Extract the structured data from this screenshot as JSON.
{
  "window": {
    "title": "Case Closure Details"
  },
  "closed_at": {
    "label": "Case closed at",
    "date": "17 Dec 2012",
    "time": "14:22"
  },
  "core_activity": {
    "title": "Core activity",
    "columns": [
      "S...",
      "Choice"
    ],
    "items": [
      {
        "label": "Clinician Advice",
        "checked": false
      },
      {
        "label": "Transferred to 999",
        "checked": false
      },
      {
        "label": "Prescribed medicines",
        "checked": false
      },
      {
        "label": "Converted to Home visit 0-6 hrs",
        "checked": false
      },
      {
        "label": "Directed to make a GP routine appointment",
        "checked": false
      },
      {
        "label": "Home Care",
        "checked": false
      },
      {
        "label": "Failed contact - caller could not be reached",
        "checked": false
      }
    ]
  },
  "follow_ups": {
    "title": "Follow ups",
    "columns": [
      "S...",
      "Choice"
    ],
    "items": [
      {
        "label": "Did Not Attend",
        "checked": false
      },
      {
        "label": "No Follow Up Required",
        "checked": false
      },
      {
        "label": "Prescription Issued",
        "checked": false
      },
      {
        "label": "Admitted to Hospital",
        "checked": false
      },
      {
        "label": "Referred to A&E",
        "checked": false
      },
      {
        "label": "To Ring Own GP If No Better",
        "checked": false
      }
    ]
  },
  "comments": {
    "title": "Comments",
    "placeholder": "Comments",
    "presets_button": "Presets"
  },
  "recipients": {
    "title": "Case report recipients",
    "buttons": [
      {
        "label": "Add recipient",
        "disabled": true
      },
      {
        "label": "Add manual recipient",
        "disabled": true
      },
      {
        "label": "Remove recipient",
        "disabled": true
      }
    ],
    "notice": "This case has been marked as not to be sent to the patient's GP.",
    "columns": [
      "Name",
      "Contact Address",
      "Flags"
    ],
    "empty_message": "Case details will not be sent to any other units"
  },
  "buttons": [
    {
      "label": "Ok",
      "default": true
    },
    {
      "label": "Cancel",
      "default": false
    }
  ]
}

= = = = = = =

TO BE DONE = From the material above, copy each line that includes the word "title".

WRITTEN ANSWER =
    "title": "Case Closure Details"
    "title": "Core activity",
    "title": "Follow ups",
    "title": "Comments",
    "title": "Case report recipients",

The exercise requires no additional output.